What to do: Where "Kazachstania" occurs in a line of the entries below, copy that line.

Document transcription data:

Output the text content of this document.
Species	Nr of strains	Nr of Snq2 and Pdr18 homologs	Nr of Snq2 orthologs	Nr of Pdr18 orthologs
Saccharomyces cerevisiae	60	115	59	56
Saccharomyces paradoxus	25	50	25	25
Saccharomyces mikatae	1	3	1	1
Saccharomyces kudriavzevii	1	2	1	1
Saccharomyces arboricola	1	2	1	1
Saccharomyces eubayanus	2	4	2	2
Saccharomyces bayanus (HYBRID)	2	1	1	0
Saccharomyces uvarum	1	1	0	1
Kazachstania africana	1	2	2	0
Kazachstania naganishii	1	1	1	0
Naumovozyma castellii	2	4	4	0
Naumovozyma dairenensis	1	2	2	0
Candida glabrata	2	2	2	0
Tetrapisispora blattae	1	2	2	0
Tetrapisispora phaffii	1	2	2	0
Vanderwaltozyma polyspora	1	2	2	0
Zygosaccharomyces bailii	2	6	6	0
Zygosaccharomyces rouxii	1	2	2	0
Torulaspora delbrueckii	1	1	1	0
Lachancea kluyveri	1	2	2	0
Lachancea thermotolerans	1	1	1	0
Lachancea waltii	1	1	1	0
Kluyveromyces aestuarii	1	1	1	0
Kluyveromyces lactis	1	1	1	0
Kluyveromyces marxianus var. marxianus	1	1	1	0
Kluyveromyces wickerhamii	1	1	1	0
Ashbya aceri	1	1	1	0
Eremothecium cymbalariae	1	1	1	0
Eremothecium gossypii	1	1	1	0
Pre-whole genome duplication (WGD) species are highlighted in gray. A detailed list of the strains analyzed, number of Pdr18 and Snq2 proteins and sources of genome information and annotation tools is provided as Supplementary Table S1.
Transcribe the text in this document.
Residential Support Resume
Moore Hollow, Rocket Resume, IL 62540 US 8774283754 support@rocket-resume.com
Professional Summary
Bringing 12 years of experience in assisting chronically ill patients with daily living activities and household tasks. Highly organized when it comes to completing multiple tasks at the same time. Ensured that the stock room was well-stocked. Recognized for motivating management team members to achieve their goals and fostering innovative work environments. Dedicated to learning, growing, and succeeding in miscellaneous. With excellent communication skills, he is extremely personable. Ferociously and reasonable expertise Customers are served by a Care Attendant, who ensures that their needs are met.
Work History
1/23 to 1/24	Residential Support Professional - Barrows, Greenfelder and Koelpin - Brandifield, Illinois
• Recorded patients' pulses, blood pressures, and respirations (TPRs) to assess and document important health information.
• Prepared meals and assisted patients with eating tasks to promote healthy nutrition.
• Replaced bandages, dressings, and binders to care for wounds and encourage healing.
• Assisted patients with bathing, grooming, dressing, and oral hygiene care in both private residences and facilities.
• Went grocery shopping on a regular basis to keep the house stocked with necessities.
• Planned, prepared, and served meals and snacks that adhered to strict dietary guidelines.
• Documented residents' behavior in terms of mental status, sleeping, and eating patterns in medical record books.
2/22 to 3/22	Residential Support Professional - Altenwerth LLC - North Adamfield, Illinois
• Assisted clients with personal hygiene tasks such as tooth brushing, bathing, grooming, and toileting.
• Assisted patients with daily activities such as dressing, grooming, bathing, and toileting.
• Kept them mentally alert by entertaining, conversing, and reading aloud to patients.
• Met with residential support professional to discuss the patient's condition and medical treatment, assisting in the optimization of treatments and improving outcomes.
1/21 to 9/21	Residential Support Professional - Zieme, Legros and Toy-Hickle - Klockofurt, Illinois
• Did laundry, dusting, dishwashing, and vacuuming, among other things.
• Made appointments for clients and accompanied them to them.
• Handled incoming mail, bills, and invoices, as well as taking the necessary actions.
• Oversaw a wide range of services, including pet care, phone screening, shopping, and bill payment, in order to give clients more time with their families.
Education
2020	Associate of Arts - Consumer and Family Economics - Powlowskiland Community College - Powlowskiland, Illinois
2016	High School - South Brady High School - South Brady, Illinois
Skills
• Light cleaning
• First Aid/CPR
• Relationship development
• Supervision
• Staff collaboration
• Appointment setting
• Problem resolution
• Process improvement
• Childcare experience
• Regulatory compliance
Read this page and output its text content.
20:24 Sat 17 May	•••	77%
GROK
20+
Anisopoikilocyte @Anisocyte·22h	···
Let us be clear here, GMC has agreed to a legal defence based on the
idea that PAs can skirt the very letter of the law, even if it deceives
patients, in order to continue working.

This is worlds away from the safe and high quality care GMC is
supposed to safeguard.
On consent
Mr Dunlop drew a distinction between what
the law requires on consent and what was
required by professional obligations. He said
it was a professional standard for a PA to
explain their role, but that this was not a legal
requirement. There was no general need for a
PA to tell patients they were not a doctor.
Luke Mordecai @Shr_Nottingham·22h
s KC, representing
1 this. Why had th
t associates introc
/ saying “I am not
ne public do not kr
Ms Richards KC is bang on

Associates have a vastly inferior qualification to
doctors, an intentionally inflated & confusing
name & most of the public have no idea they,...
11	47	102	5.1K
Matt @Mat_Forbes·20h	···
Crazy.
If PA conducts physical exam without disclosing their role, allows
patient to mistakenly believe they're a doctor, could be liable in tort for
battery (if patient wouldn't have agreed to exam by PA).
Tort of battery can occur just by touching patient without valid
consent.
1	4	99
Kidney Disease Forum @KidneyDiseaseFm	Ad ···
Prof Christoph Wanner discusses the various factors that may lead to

Answer for this exercise:
Kazachstania africana	1	2	2	0
Kazachstania naganishii	1	1	1	0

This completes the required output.